- **Data lines**
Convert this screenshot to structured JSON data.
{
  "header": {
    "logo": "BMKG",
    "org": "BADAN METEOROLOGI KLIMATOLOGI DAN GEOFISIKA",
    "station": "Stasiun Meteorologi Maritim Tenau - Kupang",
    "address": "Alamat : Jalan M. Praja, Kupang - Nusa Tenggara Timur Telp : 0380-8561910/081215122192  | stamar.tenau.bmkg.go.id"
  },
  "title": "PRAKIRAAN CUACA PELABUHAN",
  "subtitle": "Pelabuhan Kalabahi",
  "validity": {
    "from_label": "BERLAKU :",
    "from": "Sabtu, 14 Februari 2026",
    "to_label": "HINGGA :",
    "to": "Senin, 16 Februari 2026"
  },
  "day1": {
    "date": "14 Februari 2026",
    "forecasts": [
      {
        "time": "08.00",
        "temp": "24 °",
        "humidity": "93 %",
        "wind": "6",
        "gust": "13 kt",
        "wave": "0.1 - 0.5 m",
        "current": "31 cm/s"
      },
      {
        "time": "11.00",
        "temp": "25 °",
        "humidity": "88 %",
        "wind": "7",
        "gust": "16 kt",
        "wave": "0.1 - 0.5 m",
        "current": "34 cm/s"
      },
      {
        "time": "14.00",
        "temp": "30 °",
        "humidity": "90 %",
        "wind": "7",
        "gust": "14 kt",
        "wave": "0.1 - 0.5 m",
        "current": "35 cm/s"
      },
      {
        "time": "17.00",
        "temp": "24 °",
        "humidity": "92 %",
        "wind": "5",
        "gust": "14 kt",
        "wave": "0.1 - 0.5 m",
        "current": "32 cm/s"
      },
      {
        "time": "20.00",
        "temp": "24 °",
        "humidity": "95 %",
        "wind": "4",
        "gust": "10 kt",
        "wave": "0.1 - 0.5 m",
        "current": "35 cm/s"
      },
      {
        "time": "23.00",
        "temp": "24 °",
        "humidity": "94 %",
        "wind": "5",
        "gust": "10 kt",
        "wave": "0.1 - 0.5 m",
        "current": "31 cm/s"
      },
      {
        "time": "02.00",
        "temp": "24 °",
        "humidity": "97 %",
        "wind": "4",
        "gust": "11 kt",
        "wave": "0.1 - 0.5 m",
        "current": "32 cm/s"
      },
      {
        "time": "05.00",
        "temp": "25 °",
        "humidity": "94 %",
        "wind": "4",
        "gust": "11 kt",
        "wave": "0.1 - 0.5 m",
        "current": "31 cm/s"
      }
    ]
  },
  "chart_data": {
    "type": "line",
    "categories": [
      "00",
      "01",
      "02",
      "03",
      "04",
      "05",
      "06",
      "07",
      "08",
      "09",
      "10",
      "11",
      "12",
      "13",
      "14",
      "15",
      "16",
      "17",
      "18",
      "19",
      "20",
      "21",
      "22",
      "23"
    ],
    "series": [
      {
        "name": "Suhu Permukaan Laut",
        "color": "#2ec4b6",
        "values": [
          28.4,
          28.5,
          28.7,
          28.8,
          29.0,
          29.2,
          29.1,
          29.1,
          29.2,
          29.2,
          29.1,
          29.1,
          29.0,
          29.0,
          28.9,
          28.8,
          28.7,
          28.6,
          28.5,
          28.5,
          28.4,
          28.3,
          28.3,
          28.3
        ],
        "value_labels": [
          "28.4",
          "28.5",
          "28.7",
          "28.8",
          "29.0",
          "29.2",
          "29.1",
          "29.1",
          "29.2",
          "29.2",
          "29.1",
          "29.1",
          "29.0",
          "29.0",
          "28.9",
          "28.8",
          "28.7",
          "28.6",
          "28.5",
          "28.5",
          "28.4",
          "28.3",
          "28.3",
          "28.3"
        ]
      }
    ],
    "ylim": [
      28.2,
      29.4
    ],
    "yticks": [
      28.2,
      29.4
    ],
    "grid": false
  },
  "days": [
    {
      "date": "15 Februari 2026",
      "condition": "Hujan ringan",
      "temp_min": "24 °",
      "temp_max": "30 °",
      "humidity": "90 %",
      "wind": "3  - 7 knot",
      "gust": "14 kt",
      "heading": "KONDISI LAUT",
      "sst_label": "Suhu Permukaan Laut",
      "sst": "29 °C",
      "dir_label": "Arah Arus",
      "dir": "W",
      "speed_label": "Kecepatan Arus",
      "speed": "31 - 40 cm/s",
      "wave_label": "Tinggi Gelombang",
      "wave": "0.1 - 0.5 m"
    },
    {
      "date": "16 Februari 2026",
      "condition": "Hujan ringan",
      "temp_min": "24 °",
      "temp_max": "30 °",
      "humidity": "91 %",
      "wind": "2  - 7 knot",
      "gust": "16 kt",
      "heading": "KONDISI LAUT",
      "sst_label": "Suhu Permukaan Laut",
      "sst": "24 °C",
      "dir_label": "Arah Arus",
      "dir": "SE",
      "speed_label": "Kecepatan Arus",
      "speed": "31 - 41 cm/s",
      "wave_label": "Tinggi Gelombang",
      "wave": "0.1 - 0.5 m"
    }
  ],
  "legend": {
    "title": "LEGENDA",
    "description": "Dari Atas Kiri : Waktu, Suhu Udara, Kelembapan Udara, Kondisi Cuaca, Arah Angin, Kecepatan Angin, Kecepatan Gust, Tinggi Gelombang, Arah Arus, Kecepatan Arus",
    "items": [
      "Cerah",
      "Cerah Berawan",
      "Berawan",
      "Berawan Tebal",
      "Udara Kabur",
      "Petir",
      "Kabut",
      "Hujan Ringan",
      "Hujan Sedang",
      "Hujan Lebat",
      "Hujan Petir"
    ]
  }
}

- **Task to complete**
List all lines holding the string "date".

- **Task response**
    "date": "14 Februari 2026",
      "date": "15 Februari 2026",
      "date": "16 Februari 2026",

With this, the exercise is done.